**** RECORDS FOR THE EXERCISE

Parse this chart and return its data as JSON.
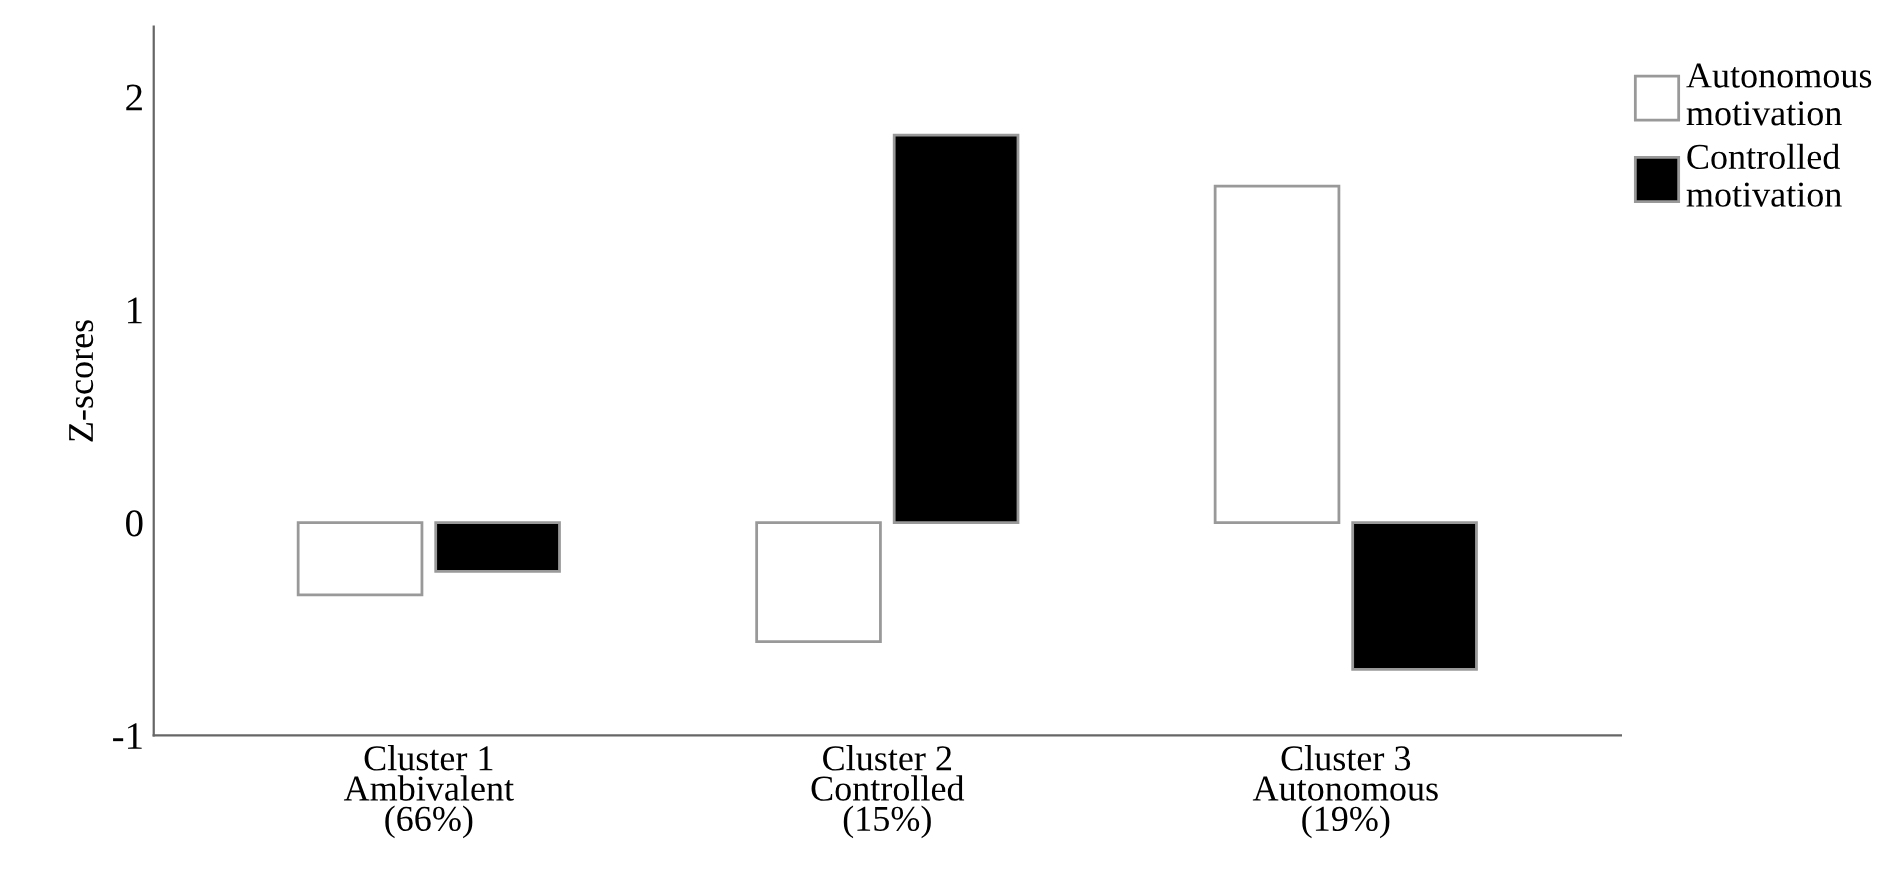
{
  "chart_data": {
    "type": "bar",
    "ylabel": "Z-scores",
    "categories": [
      "Cluster 1\nAmbivalent\n(66%)",
      "Cluster 2\nControlled\n(15%)",
      "Cluster 3\nAutonomous\n(19%)"
    ],
    "series": [
      {
        "name": "Autonomous\nmotivation",
        "color": "#ffffff",
        "values": [
          -0.34,
          -0.56,
          1.58
        ]
      },
      {
        "name": "Controlled\nmotivation",
        "color": "#000000",
        "values": [
          -0.23,
          1.82,
          -0.69
        ]
      }
    ],
    "ylim": [
      -1,
      2.33
    ],
    "yticks": [
      -1,
      0,
      1,
      2
    ],
    "grid": false,
    "legend": "top right"
  }
}
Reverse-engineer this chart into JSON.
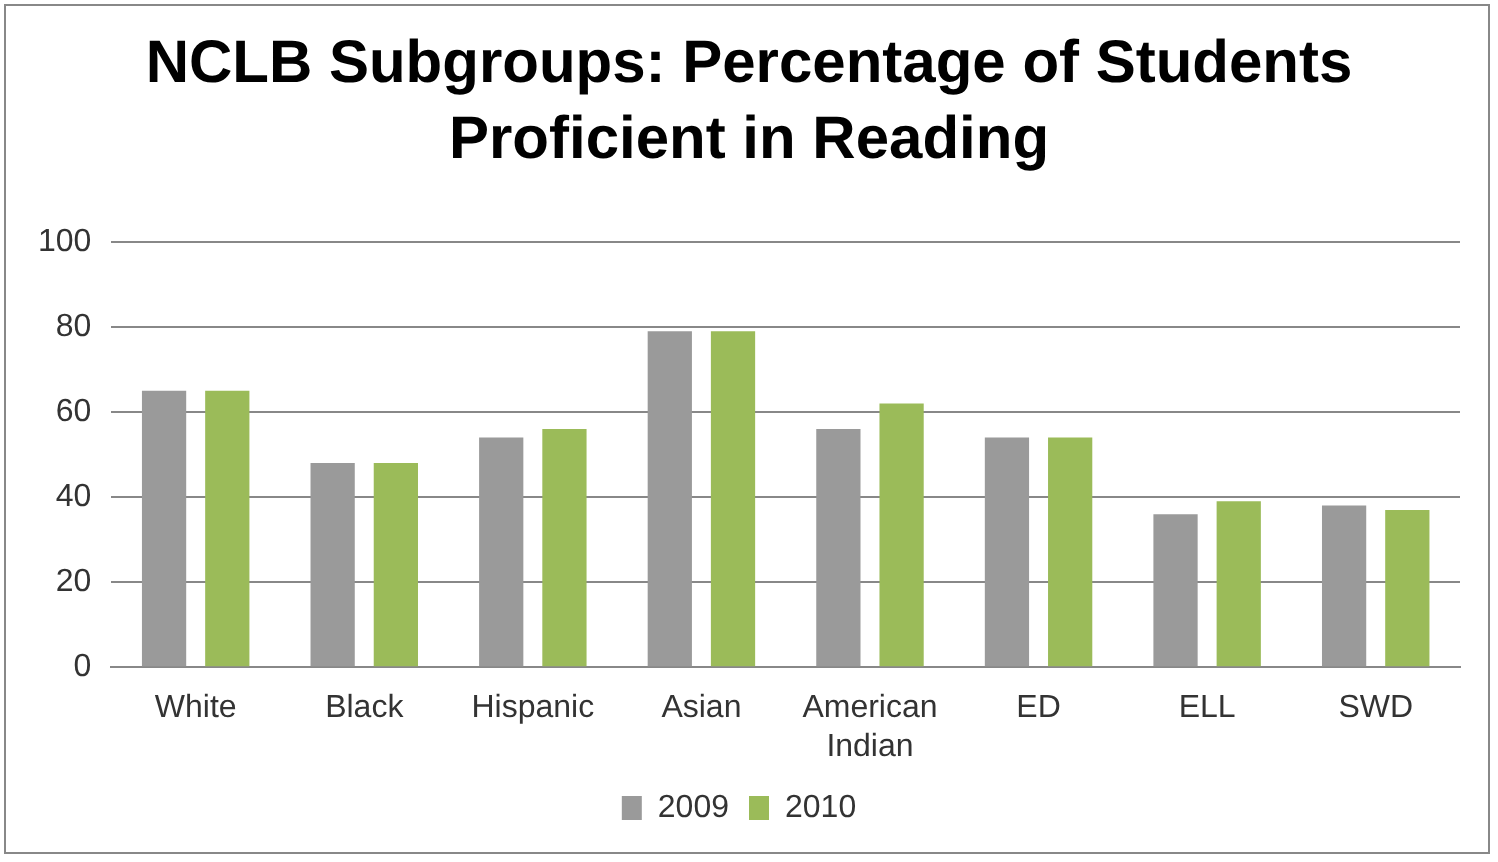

********

**REQUIRED WORK:** Without the pictures, write out the whole listing above exactly as it appears.

**CORRECT ANSWER:**
Parse this chart and return its data as JSON.
{
  "chart_data": {
    "type": "bar",
    "ylabel": "Z-scores",
    "categories": [
      "Cluster 1\nAmbivalent\n(66%)",
      "Cluster 2\nControlled\n(15%)",
      "Cluster 3\nAutonomous\n(19%)"
    ],
    "series": [
      {
        "name": "Autonomous\nmotivation",
        "color": "#ffffff",
        "values": [
          -0.34,
          -0.56,
          1.58
        ]
      },
      {
        "name": "Controlled\nmotivation",
        "color": "#000000",
        "values": [
          -0.23,
          1.82,
          -0.69
        ]
      }
    ],
    "ylim": [
      -1,
      2.33
    ],
    "yticks": [
      -1,
      0,
      1,
      2
    ],
    "grid": false,
    "legend": "top right"
  }
}
Reverse-engineer this chart into JSON.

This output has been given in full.